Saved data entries

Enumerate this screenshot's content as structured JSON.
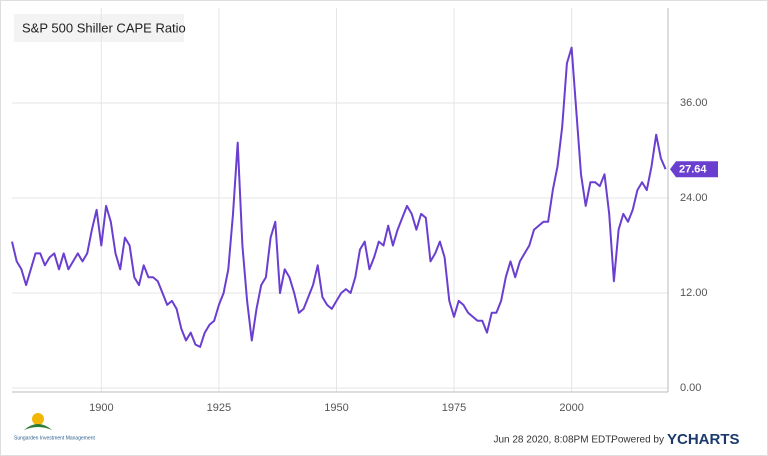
{
  "chart_data": {
    "type": "line",
    "title": "S&P 500 Shiller CAPE Ratio",
    "x": [
      1881,
      1882,
      1883,
      1884,
      1885,
      1886,
      1887,
      1888,
      1889,
      1890,
      1891,
      1892,
      1893,
      1894,
      1895,
      1896,
      1897,
      1898,
      1899,
      1900,
      1901,
      1902,
      1903,
      1904,
      1905,
      1906,
      1907,
      1908,
      1909,
      1910,
      1911,
      1912,
      1913,
      1914,
      1915,
      1916,
      1917,
      1918,
      1919,
      1920,
      1921,
      1922,
      1923,
      1924,
      1925,
      1926,
      1927,
      1928,
      1929,
      1930,
      1931,
      1932,
      1933,
      1934,
      1935,
      1936,
      1937,
      1938,
      1939,
      1940,
      1941,
      1942,
      1943,
      1944,
      1945,
      1946,
      1947,
      1948,
      1949,
      1950,
      1951,
      1952,
      1953,
      1954,
      1955,
      1956,
      1957,
      1958,
      1959,
      1960,
      1961,
      1962,
      1963,
      1964,
      1965,
      1966,
      1967,
      1968,
      1969,
      1970,
      1971,
      1972,
      1973,
      1974,
      1975,
      1976,
      1977,
      1978,
      1979,
      1980,
      1981,
      1982,
      1983,
      1984,
      1985,
      1986,
      1987,
      1988,
      1989,
      1990,
      1991,
      1992,
      1993,
      1994,
      1995,
      1996,
      1997,
      1998,
      1999,
      2000,
      2001,
      2002,
      2003,
      2004,
      2005,
      2006,
      2007,
      2008,
      2009,
      2010,
      2011,
      2012,
      2013,
      2014,
      2015,
      2016,
      2017,
      2018,
      2019,
      2020
    ],
    "series": [
      {
        "name": "S&P 500 Shiller CAPE Ratio",
        "color": "#6a3fd0",
        "values": [
          18.5,
          16,
          15,
          13,
          15,
          17,
          17,
          15.5,
          16.5,
          17,
          15,
          17,
          15,
          16,
          17,
          16,
          17,
          20,
          22.5,
          18,
          23,
          21,
          17,
          15,
          19,
          18,
          14,
          13,
          15.5,
          14,
          14,
          13.5,
          12,
          10.5,
          11,
          10,
          7.5,
          6,
          7,
          5.5,
          5.2,
          7,
          8,
          8.5,
          10.5,
          12,
          15,
          22,
          31,
          18,
          11,
          6,
          10,
          13,
          14,
          19,
          21,
          12,
          15,
          14,
          12,
          9.5,
          10,
          11.5,
          13,
          15.5,
          11.5,
          10.5,
          10,
          11,
          12,
          12.5,
          12,
          14,
          17.5,
          18.5,
          15,
          16.5,
          18.5,
          18,
          20.5,
          18,
          20,
          21.5,
          23,
          22,
          20,
          22,
          21.5,
          16,
          17,
          18.5,
          16.5,
          11,
          9,
          11,
          10.5,
          9.5,
          9,
          8.5,
          8.5,
          7,
          9.5,
          9.5,
          11,
          14,
          16,
          14,
          16,
          17,
          18,
          20,
          20.5,
          21,
          21,
          25,
          28,
          33,
          41,
          43,
          35,
          27,
          23,
          26,
          26,
          25.5,
          27,
          22,
          13.5,
          20,
          22,
          21,
          22.5,
          25,
          26,
          25,
          28,
          32,
          29,
          27.64
        ]
      }
    ],
    "xlim": [
      1881,
      2020.5
    ],
    "xticks": [
      1900,
      1925,
      1950,
      1975,
      2000
    ],
    "ylim": [
      -0.5,
      48
    ],
    "yticks": [
      {
        "value": 0,
        "label": "0.00"
      },
      {
        "value": 12,
        "label": "12.00"
      },
      {
        "value": 24,
        "label": "24.00"
      },
      {
        "value": 36,
        "label": "36.00"
      }
    ],
    "grid": true
  },
  "footer": {
    "logo_text": "Sungarden Investment Management",
    "timestamp": "Jun 28 2020, 8:08PM EDT.",
    "powered": "Powered by",
    "brand": "YCHARTS"
  }
}
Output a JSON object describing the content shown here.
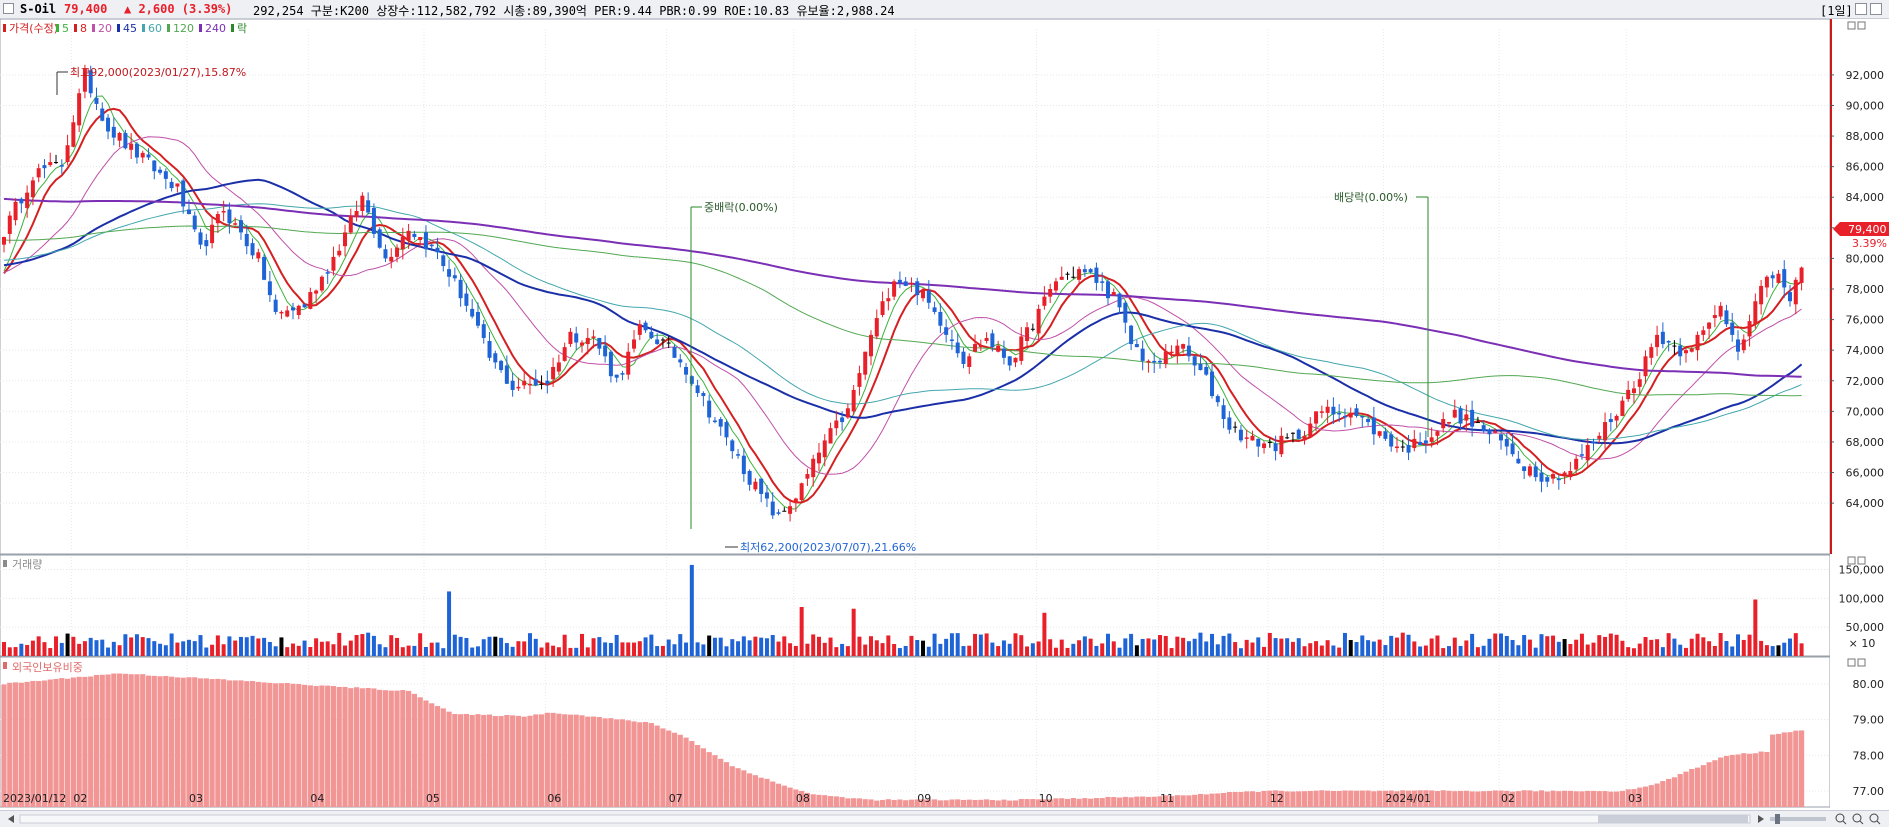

» TASK TO COMPLETE
Copy out the data above exactly, except the pictures.

» WRITTEN SOLUTION
Enumerate this screenshot's content as structured JSON.
{
  "chart_data": {
    "type": "line",
    "title": "S&P 500 Shiller CAPE Ratio",
    "x": [
      1881,
      1882,
      1883,
      1884,
      1885,
      1886,
      1887,
      1888,
      1889,
      1890,
      1891,
      1892,
      1893,
      1894,
      1895,
      1896,
      1897,
      1898,
      1899,
      1900,
      1901,
      1902,
      1903,
      1904,
      1905,
      1906,
      1907,
      1908,
      1909,
      1910,
      1911,
      1912,
      1913,
      1914,
      1915,
      1916,
      1917,
      1918,
      1919,
      1920,
      1921,
      1922,
      1923,
      1924,
      1925,
      1926,
      1927,
      1928,
      1929,
      1930,
      1931,
      1932,
      1933,
      1934,
      1935,
      1936,
      1937,
      1938,
      1939,
      1940,
      1941,
      1942,
      1943,
      1944,
      1945,
      1946,
      1947,
      1948,
      1949,
      1950,
      1951,
      1952,
      1953,
      1954,
      1955,
      1956,
      1957,
      1958,
      1959,
      1960,
      1961,
      1962,
      1963,
      1964,
      1965,
      1966,
      1967,
      1968,
      1969,
      1970,
      1971,
      1972,
      1973,
      1974,
      1975,
      1976,
      1977,
      1978,
      1979,
      1980,
      1981,
      1982,
      1983,
      1984,
      1985,
      1986,
      1987,
      1988,
      1989,
      1990,
      1991,
      1992,
      1993,
      1994,
      1995,
      1996,
      1997,
      1998,
      1999,
      2000,
      2001,
      2002,
      2003,
      2004,
      2005,
      2006,
      2007,
      2008,
      2009,
      2010,
      2011,
      2012,
      2013,
      2014,
      2015,
      2016,
      2017,
      2018,
      2019,
      2020
    ],
    "series": [
      {
        "name": "S&P 500 Shiller CAPE Ratio",
        "color": "#6a3fd0",
        "values": [
          18.5,
          16,
          15,
          13,
          15,
          17,
          17,
          15.5,
          16.5,
          17,
          15,
          17,
          15,
          16,
          17,
          16,
          17,
          20,
          22.5,
          18,
          23,
          21,
          17,
          15,
          19,
          18,
          14,
          13,
          15.5,
          14,
          14,
          13.5,
          12,
          10.5,
          11,
          10,
          7.5,
          6,
          7,
          5.5,
          5.2,
          7,
          8,
          8.5,
          10.5,
          12,
          15,
          22,
          31,
          18,
          11,
          6,
          10,
          13,
          14,
          19,
          21,
          12,
          15,
          14,
          12,
          9.5,
          10,
          11.5,
          13,
          15.5,
          11.5,
          10.5,
          10,
          11,
          12,
          12.5,
          12,
          14,
          17.5,
          18.5,
          15,
          16.5,
          18.5,
          18,
          20.5,
          18,
          20,
          21.5,
          23,
          22,
          20,
          22,
          21.5,
          16,
          17,
          18.5,
          16.5,
          11,
          9,
          11,
          10.5,
          9.5,
          9,
          8.5,
          8.5,
          7,
          9.5,
          9.5,
          11,
          14,
          16,
          14,
          16,
          17,
          18,
          20,
          20.5,
          21,
          21,
          25,
          28,
          33,
          41,
          43,
          35,
          27,
          23,
          26,
          26,
          25.5,
          27,
          22,
          13.5,
          20,
          22,
          21,
          22.5,
          25,
          26,
          25,
          28,
          32,
          29,
          27.64
        ]
      }
    ],
    "xlim": [
      1881,
      2020.5
    ],
    "xticks": [
      1900,
      1925,
      1950,
      1975,
      2000
    ],
    "ylim": [
      -0.5,
      48
    ],
    "yticks": [
      {
        "value": 0,
        "label": "0.00"
      },
      {
        "value": 12,
        "label": "12.00"
      },
      {
        "value": 24,
        "label": "24.00"
      },
      {
        "value": 36,
        "label": "36.00"
      }
    ],
    "grid": true
  },
  "footer": {
    "logo_text": "Sungarden Investment Management",
    "timestamp": "Jun 28 2020, 8:08PM EDT.",
    "powered": "Powered by",
    "brand": "YCHARTS"
  }
}
Output a JSON object describing the content shown here.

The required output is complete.